YOUR INSTRUCTIONS:
Here are some records. Copy each one exactly.
___ RECORDS FOR THIS EXERCISE
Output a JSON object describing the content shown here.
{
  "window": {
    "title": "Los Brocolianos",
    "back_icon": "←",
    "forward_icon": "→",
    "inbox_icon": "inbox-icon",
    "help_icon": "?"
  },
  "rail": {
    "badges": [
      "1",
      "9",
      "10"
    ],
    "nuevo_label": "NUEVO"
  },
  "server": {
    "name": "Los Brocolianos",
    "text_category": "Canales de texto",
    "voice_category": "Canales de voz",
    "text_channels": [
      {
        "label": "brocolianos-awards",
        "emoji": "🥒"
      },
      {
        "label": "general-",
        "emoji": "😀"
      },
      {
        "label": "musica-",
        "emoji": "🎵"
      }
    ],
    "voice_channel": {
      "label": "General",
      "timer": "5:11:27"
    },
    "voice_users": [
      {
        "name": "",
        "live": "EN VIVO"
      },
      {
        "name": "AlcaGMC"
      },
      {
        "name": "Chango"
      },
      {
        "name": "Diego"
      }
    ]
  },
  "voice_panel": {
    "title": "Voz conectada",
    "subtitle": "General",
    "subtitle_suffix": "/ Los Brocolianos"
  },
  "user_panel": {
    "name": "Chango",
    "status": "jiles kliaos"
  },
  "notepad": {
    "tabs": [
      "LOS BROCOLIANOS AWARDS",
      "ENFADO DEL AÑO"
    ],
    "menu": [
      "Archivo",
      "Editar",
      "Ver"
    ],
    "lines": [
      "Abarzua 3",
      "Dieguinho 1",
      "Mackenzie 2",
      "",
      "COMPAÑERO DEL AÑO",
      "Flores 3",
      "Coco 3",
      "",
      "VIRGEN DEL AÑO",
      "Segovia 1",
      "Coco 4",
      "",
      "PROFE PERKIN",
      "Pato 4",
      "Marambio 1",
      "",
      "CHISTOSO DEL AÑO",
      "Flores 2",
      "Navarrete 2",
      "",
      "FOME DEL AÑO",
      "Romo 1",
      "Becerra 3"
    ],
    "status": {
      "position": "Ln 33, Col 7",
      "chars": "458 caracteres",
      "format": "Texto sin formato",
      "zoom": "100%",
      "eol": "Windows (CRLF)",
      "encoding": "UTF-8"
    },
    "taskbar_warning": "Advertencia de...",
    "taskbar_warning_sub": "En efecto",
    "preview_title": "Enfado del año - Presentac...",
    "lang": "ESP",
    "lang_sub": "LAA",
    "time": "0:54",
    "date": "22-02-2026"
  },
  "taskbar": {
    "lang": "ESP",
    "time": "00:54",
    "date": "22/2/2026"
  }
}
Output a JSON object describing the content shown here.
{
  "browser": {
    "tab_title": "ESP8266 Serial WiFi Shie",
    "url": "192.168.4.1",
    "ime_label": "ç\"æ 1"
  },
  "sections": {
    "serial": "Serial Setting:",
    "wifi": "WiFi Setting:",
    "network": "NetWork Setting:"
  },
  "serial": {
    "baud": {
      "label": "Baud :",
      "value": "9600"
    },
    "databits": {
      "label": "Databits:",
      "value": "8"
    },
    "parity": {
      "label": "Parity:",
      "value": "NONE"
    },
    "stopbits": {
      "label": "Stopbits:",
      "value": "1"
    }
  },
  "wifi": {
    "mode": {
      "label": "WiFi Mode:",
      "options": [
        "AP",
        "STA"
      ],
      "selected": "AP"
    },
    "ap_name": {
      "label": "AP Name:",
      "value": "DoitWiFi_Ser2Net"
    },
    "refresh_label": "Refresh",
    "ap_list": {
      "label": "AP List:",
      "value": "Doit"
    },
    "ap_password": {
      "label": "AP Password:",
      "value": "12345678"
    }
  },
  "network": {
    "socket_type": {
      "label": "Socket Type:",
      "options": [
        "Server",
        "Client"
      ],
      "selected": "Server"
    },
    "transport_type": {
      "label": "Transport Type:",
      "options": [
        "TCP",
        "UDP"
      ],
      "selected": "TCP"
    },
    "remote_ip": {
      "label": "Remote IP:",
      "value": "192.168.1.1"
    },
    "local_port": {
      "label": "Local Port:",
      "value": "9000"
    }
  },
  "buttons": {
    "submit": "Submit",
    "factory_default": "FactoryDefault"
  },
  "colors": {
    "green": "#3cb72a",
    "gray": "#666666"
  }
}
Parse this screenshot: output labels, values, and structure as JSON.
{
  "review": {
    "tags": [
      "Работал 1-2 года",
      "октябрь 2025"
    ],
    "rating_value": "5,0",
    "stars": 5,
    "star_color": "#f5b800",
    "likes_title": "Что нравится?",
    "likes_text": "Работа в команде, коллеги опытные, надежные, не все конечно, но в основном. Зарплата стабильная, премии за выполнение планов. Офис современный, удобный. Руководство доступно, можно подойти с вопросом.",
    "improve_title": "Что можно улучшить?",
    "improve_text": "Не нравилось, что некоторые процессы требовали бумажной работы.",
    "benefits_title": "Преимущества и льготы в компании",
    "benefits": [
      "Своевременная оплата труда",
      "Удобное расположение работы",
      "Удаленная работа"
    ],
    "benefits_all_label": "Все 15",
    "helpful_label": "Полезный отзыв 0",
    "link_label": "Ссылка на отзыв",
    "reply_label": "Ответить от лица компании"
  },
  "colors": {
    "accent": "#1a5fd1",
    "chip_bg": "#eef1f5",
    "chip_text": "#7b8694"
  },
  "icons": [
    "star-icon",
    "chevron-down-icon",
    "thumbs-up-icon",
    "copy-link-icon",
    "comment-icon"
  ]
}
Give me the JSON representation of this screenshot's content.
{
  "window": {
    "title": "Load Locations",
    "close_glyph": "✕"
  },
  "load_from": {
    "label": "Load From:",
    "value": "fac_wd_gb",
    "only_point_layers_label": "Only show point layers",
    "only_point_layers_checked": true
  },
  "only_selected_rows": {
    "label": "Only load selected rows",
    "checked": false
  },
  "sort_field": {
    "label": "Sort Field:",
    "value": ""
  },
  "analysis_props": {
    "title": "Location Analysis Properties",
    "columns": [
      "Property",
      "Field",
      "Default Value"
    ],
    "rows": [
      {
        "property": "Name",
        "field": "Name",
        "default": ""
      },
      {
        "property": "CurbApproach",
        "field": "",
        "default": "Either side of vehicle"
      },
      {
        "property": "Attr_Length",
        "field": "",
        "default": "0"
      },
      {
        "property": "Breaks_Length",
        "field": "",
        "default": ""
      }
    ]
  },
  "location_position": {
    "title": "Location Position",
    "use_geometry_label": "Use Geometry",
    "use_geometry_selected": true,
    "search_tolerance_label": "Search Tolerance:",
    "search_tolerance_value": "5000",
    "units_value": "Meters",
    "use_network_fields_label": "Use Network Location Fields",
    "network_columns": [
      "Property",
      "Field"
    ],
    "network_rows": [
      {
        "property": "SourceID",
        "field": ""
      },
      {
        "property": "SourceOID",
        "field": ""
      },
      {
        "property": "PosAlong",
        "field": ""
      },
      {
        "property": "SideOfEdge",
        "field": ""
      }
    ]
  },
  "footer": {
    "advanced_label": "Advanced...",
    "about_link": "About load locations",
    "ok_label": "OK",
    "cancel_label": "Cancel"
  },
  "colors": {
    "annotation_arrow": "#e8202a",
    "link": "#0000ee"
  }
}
______
FINISHED ANSWER:
Output a JSON object describing the content shown here.
{
  "window": {
    "title": "Los Brocolianos",
    "back_icon": "←",
    "forward_icon": "→",
    "inbox_icon": "inbox-icon",
    "help_icon": "?"
  },
  "rail": {
    "badges": [
      "1",
      "9",
      "10"
    ],
    "nuevo_label": "NUEVO"
  },
  "server": {
    "name": "Los Brocolianos",
    "text_category": "Canales de texto",
    "voice_category": "Canales de voz",
    "text_channels": [
      {
        "label": "brocolianos-awards",
        "emoji": "🥒"
      },
      {
        "label": "general-",
        "emoji": "😀"
      },
      {
        "label": "musica-",
        "emoji": "🎵"
      }
    ],
    "voice_channel": {
      "label": "General",
      "timer": "5:11:27"
    },
    "voice_users": [
      {
        "name": "",
        "live": "EN VIVO"
      },
      {
        "name": "AlcaGMC"
      },
      {
        "name": "Chango"
      },
      {
        "name": "Diego"
      }
    ]
  },
  "voice_panel": {
    "title": "Voz conectada",
    "subtitle": "General",
    "subtitle_suffix": "/ Los Brocolianos"
  },
  "user_panel": {
    "name": "Chango",
    "status": "jiles kliaos"
  },
  "notepad": {
    "tabs": [
      "LOS BROCOLIANOS AWARDS",
      "ENFADO DEL AÑO"
    ],
    "menu": [
      "Archivo",
      "Editar",
      "Ver"
    ],
    "lines": [
      "Abarzua 3",
      "Dieguinho 1",
      "Mackenzie 2",
      "",
      "COMPAÑERO DEL AÑO",
      "Flores 3",
      "Coco 3",
      "",
      "VIRGEN DEL AÑO",
      "Segovia 1",
      "Coco 4",
      "",
      "PROFE PERKIN",
      "Pato 4",
      "Marambio 1",
      "",
      "CHISTOSO DEL AÑO",
      "Flores 2",
      "Navarrete 2",
      "",
      "FOME DEL AÑO",
      "Romo 1",
      "Becerra 3"
    ],
    "status": {
      "position": "Ln 33, Col 7",
      "chars": "458 caracteres",
      "format": "Texto sin formato",
      "zoom": "100%",
      "eol": "Windows (CRLF)",
      "encoding": "UTF-8"
    },
    "taskbar_warning": "Advertencia de...",
    "taskbar_warning_sub": "En efecto",
    "preview_title": "Enfado del año - Presentac...",
    "lang": "ESP",
    "lang_sub": "LAA",
    "time": "0:54",
    "date": "22-02-2026"
  },
  "taskbar": {
    "lang": "ESP",
    "time": "00:54",
    "date": "22/2/2026"
  }
}
Output a JSON object describing the content shown here.
{
  "browser": {
    "tab_title": "ESP8266 Serial WiFi Shie",
    "url": "192.168.4.1",
    "ime_label": "ç\"æ 1"
  },
  "sections": {
    "serial": "Serial Setting:",
    "wifi": "WiFi Setting:",
    "network": "NetWork Setting:"
  },
  "serial": {
    "baud": {
      "label": "Baud :",
      "value": "9600"
    },
    "databits": {
      "label": "Databits:",
      "value": "8"
    },
    "parity": {
      "label": "Parity:",
      "value": "NONE"
    },
    "stopbits": {
      "label": "Stopbits:",
      "value": "1"
    }
  },
  "wifi": {
    "mode": {
      "label": "WiFi Mode:",
      "options": [
        "AP",
        "STA"
      ],
      "selected": "AP"
    },
    "ap_name": {
      "label": "AP Name:",
      "value": "DoitWiFi_Ser2Net"
    },
    "refresh_label": "Refresh",
    "ap_list": {
      "label": "AP List:",
      "value": "Doit"
    },
    "ap_password": {
      "label": "AP Password:",
      "value": "12345678"
    }
  },
  "network": {
    "socket_type": {
      "label": "Socket Type:",
      "options": [
        "Server",
        "Client"
      ],
      "selected": "Server"
    },
    "transport_type": {
      "label": "Transport Type:",
      "options": [
        "TCP",
        "UDP"
      ],
      "selected": "TCP"
    },
    "remote_ip": {
      "label": "Remote IP:",
      "value": "192.168.1.1"
    },
    "local_port": {
      "label": "Local Port:",
      "value": "9000"
    }
  },
  "buttons": {
    "submit": "Submit",
    "factory_default": "FactoryDefault"
  },
  "colors": {
    "green": "#3cb72a",
    "gray": "#666666"
  }
}
Parse this screenshot: output labels, values, and structure as JSON.
{
  "review": {
    "tags": [
      "Работал 1-2 года",
      "октябрь 2025"
    ],
    "rating_value": "5,0",
    "stars": 5,
    "star_color": "#f5b800",
    "likes_title": "Что нравится?",
    "likes_text": "Работа в команде, коллеги опытные, надежные, не все конечно, но в основном. Зарплата стабильная, премии за выполнение планов. Офис современный, удобный. Руководство доступно, можно подойти с вопросом.",
    "improve_title": "Что можно улучшить?",
    "improve_text": "Не нравилось, что некоторые процессы требовали бумажной работы.",
    "benefits_title": "Преимущества и льготы в компании",
    "benefits": [
      "Своевременная оплата труда",
      "Удобное расположение работы",
      "Удаленная работа"
    ],
    "benefits_all_label": "Все 15",
    "helpful_label": "Полезный отзыв 0",
    "link_label": "Ссылка на отзыв",
    "reply_label": "Ответить от лица компании"
  },
  "colors": {
    "accent": "#1a5fd1",
    "chip_bg": "#eef1f5",
    "chip_text": "#7b8694"
  },
  "icons": [
    "star-icon",
    "chevron-down-icon",
    "thumbs-up-icon",
    "copy-link-icon",
    "comment-icon"
  ]
}
Give me the JSON representation of this screenshot's content.
{
  "window": {
    "title": "Load Locations",
    "close_glyph": "✕"
  },
  "load_from": {
    "label": "Load From:",
    "value": "fac_wd_gb",
    "only_point_layers_label": "Only show point layers",
    "only_point_layers_checked": true
  },
  "only_selected_rows": {
    "label": "Only load selected rows",
    "checked": false
  },
  "sort_field": {
    "label": "Sort Field:",
    "value": ""
  },
  "analysis_props": {
    "title": "Location Analysis Properties",
    "columns": [
      "Property",
      "Field",
      "Default Value"
    ],
    "rows": [
      {
        "property": "Name",
        "field": "Name",
        "default": ""
      },
      {
        "property": "CurbApproach",
        "field": "",
        "default": "Either side of vehicle"
      },
      {
        "property": "Attr_Length",
        "field": "",
        "default": "0"
      },
      {
        "property": "Breaks_Length",
        "field": "",
        "default": ""
      }
    ]
  },
  "location_position": {
    "title": "Location Position",
    "use_geometry_label": "Use Geometry",
    "use_geometry_selected": true,
    "search_tolerance_label": "Search Tolerance:",
    "search_tolerance_value": "5000",
    "units_value": "Meters",
    "use_network_fields_label": "Use Network Location Fields",
    "network_columns": [
      "Property",
      "Field"
    ],
    "network_rows": [
      {
        "property": "SourceID",
        "field": ""
      },
      {
        "property": "SourceOID",
        "field": ""
      },
      {
        "property": "PosAlong",
        "field": ""
      },
      {
        "property": "SideOfEdge",
        "field": ""
      }
    ]
  },
  "footer": {
    "advanced_label": "Advanced...",
    "about_link": "About load locations",
    "ok_label": "OK",
    "cancel_label": "Cancel"
  },
  "colors": {
    "annotation_arrow": "#e8202a",
    "link": "#0000ee"
  }
}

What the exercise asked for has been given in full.